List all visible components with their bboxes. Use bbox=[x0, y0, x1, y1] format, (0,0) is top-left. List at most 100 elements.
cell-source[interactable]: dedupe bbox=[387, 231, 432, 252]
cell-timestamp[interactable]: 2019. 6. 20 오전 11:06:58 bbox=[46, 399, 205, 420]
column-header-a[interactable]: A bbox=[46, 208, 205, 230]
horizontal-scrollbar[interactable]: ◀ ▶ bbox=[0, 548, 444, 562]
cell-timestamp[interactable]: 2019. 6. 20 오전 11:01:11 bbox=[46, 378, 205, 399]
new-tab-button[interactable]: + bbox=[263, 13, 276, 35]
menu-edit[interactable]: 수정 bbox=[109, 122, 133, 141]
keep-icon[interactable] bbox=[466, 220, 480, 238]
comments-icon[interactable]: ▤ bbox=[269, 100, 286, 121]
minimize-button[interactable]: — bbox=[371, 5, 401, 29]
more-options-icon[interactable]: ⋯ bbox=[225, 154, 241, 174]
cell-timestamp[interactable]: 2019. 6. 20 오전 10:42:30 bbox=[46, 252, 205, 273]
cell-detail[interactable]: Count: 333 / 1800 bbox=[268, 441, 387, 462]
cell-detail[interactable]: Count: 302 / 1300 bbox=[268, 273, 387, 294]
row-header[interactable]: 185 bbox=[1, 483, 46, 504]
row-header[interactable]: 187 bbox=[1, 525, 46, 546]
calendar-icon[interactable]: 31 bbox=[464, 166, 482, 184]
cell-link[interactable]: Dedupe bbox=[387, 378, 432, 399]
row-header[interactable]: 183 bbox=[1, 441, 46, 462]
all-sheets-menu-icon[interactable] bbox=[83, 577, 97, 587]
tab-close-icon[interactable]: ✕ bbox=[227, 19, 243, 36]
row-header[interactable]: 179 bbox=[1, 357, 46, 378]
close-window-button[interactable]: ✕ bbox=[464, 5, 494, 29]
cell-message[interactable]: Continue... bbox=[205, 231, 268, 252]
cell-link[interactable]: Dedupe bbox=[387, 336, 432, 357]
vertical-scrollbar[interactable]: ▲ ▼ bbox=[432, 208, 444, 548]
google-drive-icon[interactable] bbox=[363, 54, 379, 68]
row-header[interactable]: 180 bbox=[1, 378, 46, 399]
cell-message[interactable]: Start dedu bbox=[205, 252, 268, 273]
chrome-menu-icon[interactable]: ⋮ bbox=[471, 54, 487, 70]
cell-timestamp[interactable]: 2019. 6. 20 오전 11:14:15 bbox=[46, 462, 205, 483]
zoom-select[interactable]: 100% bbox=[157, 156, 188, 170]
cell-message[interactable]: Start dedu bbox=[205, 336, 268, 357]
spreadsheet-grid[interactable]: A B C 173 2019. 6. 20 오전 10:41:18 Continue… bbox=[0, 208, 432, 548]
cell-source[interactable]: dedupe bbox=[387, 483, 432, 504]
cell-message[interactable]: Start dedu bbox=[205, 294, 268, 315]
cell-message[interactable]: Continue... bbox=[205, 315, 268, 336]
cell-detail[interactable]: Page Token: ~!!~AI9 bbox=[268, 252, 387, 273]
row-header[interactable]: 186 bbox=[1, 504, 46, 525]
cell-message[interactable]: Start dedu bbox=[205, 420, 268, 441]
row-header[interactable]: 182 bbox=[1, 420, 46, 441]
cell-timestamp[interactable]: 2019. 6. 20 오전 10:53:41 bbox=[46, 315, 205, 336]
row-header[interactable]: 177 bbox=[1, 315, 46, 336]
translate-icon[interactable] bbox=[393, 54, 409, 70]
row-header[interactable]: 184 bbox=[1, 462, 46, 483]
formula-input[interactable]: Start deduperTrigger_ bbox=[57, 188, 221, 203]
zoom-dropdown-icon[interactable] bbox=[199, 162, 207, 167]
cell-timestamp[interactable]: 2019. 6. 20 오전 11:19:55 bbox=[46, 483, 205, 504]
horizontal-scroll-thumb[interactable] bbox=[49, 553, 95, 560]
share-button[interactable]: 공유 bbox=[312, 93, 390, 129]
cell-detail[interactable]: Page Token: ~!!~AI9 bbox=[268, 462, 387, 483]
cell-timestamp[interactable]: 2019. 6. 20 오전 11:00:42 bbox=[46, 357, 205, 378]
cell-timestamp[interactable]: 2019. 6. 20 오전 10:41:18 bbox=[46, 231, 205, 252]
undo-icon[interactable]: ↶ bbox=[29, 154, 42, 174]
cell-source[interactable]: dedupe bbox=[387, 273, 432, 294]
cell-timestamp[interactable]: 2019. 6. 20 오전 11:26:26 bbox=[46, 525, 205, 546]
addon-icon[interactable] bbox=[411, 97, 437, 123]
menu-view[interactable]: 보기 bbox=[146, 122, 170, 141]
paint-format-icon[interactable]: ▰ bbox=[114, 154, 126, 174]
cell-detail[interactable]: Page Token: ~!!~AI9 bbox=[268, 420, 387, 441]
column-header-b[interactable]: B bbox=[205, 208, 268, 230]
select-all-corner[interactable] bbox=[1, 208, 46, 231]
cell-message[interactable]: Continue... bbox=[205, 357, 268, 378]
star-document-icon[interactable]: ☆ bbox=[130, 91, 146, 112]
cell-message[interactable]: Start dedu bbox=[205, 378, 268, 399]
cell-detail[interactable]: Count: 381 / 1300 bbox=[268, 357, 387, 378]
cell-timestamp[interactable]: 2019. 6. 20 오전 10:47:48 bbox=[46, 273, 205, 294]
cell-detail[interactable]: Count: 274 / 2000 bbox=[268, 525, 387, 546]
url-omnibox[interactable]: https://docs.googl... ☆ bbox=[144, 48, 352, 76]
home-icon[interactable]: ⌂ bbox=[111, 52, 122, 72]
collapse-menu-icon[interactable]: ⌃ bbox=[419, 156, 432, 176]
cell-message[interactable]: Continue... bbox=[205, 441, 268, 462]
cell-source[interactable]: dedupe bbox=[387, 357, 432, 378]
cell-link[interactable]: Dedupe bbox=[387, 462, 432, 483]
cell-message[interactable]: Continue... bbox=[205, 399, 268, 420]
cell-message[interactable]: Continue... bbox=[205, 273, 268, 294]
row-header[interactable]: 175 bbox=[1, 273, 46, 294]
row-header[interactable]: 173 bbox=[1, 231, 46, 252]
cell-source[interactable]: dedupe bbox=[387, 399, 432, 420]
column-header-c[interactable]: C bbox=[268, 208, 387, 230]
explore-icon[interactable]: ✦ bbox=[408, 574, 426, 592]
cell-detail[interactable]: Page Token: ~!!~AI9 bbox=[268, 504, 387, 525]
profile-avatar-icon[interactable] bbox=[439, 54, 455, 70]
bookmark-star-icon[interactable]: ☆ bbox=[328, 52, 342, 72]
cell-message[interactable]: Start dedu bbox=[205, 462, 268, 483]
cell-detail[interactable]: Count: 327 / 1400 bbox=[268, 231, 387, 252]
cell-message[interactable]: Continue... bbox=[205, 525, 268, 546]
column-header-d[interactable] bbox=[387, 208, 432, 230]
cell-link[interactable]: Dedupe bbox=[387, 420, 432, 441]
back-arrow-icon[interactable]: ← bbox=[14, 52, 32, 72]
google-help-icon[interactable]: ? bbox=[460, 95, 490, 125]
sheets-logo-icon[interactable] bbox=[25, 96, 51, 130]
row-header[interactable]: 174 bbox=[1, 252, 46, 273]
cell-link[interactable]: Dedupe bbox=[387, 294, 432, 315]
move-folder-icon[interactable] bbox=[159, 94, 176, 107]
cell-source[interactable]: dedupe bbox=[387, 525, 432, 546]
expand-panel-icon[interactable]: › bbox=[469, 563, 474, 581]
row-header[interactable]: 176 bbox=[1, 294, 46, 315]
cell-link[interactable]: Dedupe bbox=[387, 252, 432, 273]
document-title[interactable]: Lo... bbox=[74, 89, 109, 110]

■ ■ ■ ■

* _Goal_: Reproduce the records verbatim, from the first line through the line containing "row-header[interactable]: 185 bbox=[1, 483, 46, 504]", inclusive.

* _Solution for this problem_:
List all visible components with their bboxes. Use bbox=[x0, y0, x1, y1] format, (0,0) is top-left. List at most 100 elements.
cell-source[interactable]: dedupe bbox=[387, 231, 432, 252]
cell-timestamp[interactable]: 2019. 6. 20 오전 11:06:58 bbox=[46, 399, 205, 420]
column-header-a[interactable]: A bbox=[46, 208, 205, 230]
horizontal-scrollbar[interactable]: ◀ ▶ bbox=[0, 548, 444, 562]
cell-timestamp[interactable]: 2019. 6. 20 오전 11:01:11 bbox=[46, 378, 205, 399]
new-tab-button[interactable]: + bbox=[263, 13, 276, 35]
menu-edit[interactable]: 수정 bbox=[109, 122, 133, 141]
keep-icon[interactable] bbox=[466, 220, 480, 238]
comments-icon[interactable]: ▤ bbox=[269, 100, 286, 121]
minimize-button[interactable]: — bbox=[371, 5, 401, 29]
more-options-icon[interactable]: ⋯ bbox=[225, 154, 241, 174]
cell-timestamp[interactable]: 2019. 6. 20 오전 10:42:30 bbox=[46, 252, 205, 273]
cell-detail[interactable]: Count: 333 / 1800 bbox=[268, 441, 387, 462]
cell-detail[interactable]: Count: 302 / 1300 bbox=[268, 273, 387, 294]
row-header[interactable]: 185 bbox=[1, 483, 46, 504]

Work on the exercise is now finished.